(Collected data entries)
========
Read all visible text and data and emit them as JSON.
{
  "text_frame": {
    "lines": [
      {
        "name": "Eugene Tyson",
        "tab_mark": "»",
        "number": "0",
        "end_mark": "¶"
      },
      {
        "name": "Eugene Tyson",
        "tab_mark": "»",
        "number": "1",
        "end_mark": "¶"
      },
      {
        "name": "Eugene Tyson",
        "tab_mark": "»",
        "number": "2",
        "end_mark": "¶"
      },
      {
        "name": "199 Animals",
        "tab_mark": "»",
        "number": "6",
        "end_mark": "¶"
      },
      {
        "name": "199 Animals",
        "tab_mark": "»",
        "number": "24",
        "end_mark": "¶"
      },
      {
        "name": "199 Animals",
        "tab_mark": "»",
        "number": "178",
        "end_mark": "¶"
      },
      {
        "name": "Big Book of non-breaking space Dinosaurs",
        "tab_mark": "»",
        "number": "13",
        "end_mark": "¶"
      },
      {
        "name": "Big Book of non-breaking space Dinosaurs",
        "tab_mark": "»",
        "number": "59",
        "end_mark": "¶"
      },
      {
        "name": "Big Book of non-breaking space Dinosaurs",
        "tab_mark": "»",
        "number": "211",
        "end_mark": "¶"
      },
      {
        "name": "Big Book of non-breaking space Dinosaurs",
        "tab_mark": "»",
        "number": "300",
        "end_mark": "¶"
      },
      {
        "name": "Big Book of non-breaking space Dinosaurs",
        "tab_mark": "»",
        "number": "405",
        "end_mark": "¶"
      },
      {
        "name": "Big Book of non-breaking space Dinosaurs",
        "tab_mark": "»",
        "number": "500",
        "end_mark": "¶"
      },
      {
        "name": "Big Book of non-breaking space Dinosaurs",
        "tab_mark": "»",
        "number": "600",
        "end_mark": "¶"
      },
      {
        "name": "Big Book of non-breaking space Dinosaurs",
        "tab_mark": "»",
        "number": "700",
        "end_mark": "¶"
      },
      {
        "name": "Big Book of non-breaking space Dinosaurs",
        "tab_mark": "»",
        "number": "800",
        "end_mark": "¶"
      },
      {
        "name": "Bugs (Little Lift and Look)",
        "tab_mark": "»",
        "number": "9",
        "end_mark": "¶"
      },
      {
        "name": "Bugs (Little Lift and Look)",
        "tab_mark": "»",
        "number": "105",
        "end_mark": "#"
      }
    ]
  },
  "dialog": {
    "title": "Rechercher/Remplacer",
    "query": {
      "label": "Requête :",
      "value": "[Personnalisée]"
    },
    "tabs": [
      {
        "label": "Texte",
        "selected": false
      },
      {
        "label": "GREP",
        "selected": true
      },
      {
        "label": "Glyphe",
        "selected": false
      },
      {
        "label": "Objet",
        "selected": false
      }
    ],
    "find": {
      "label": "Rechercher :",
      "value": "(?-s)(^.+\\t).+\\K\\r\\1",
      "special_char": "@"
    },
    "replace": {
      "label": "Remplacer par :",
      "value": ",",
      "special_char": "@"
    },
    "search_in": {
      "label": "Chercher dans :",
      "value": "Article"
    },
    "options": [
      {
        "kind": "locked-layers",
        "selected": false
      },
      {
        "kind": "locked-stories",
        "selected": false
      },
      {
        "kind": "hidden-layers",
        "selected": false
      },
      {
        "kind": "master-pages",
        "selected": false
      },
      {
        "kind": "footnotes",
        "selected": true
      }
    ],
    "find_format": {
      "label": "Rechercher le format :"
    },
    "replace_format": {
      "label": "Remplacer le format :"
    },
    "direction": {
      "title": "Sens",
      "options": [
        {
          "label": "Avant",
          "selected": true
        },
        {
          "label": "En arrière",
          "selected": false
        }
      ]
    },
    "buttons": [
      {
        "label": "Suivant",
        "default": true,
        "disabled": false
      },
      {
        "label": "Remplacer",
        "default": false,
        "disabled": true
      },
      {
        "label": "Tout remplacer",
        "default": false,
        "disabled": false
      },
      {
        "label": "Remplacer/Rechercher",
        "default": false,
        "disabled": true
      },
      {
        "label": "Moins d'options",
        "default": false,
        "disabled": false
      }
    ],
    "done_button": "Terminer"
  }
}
========
**REQUIRED TASK**. Write out every line of the records exactly.

**RESULT OF THE TASK**.
Read all visible text and data and emit them as JSON.
{
  "text_frame": {
    "lines": [
      {
        "name": "Eugene Tyson",
        "tab_mark": "»",
        "number": "0",
        "end_mark": "¶"
      },
      {
        "name": "Eugene Tyson",
        "tab_mark": "»",
        "number": "1",
        "end_mark": "¶"
      },
      {
        "name": "Eugene Tyson",
        "tab_mark": "»",
        "number": "2",
        "end_mark": "¶"
      },
      {
        "name": "199 Animals",
        "tab_mark": "»",
        "number": "6",
        "end_mark": "¶"
      },
      {
        "name": "199 Animals",
        "tab_mark": "»",
        "number": "24",
        "end_mark": "¶"
      },
      {
        "name": "199 Animals",
        "tab_mark": "»",
        "number": "178",
        "end_mark": "¶"
      },
      {
        "name": "Big Book of non-breaking space Dinosaurs",
        "tab_mark": "»",
        "number": "13",
        "end_mark": "¶"
      },
      {
        "name": "Big Book of non-breaking space Dinosaurs",
        "tab_mark": "»",
        "number": "59",
        "end_mark": "¶"
      },
      {
        "name": "Big Book of non-breaking space Dinosaurs",
        "tab_mark": "»",
        "number": "211",
        "end_mark": "¶"
      },
      {
        "name": "Big Book of non-breaking space Dinosaurs",
        "tab_mark": "»",
        "number": "300",
        "end_mark": "¶"
      },
      {
        "name": "Big Book of non-breaking space Dinosaurs",
        "tab_mark": "»",
        "number": "405",
        "end_mark": "¶"
      },
      {
        "name": "Big Book of non-breaking space Dinosaurs",
        "tab_mark": "»",
        "number": "500",
        "end_mark": "¶"
      },
      {
        "name": "Big Book of non-breaking space Dinosaurs",
        "tab_mark": "»",
        "number": "600",
        "end_mark": "¶"
      },
      {
        "name": "Big Book of non-breaking space Dinosaurs",
        "tab_mark": "»",
        "number": "700",
        "end_mark": "¶"
      },
      {
        "name": "Big Book of non-breaking space Dinosaurs",
        "tab_mark": "»",
        "number": "800",
        "end_mark": "¶"
      },
      {
        "name": "Bugs (Little Lift and Look)",
        "tab_mark": "»",
        "number": "9",
        "end_mark": "¶"
      },
      {
        "name": "Bugs (Little Lift and Look)",
        "tab_mark": "»",
        "number": "105",
        "end_mark": "#"
      }
    ]
  },
  "dialog": {
    "title": "Rechercher/Remplacer",
    "query": {
      "label": "Requête :",
      "value": "[Personnalisée]"
    },
    "tabs": [
      {
        "label": "Texte",
        "selected": false
      },
      {
        "label": "GREP",
        "selected": true
      },
      {
        "label": "Glyphe",
        "selected": false
      },
      {
        "label": "Objet",
        "selected": false
      }
    ],
    "find": {
      "label": "Rechercher :",
      "value": "(?-s)(^.+\\t).+\\K\\r\\1",
      "special_char": "@"
    },
    "replace": {
      "label": "Remplacer par :",
      "value": ",",
      "special_char": "@"
    },
    "search_in": {
      "label": "Chercher dans :",
      "value": "Article"
    },
    "options": [
      {
        "kind": "locked-layers",
        "selected": false
      },
      {
        "kind": "locked-stories",
        "selected": false
      },
      {
        "kind": "hidden-layers",
        "selected": false
      },
      {
        "kind": "master-pages",
        "selected": false
      },
      {
        "kind": "footnotes",
        "selected": true
      }
    ],
    "find_format": {
      "label": "Rechercher le format :"
    },
    "replace_format": {
      "label": "Remplacer le format :"
    },
    "direction": {
      "title": "Sens",
      "options": [
        {
          "label": "Avant",
          "selected": true
        },
        {
          "label": "En arrière",
          "selected": false
        }
      ]
    },
    "buttons": [
      {
        "label": "Suivant",
        "default": true,
        "disabled": false
      },
      {
        "label": "Remplacer",
        "default": false,
        "disabled": true
      },
      {
        "label": "Tout remplacer",
        "default": false,
        "disabled": false
      },
      {
        "label": "Remplacer/Rechercher",
        "default": false,
        "disabled": true
      },
      {
        "label": "Moins d'options",
        "default": false,
        "disabled": false
      }
    ],
    "done_button": "Terminer"
  }
}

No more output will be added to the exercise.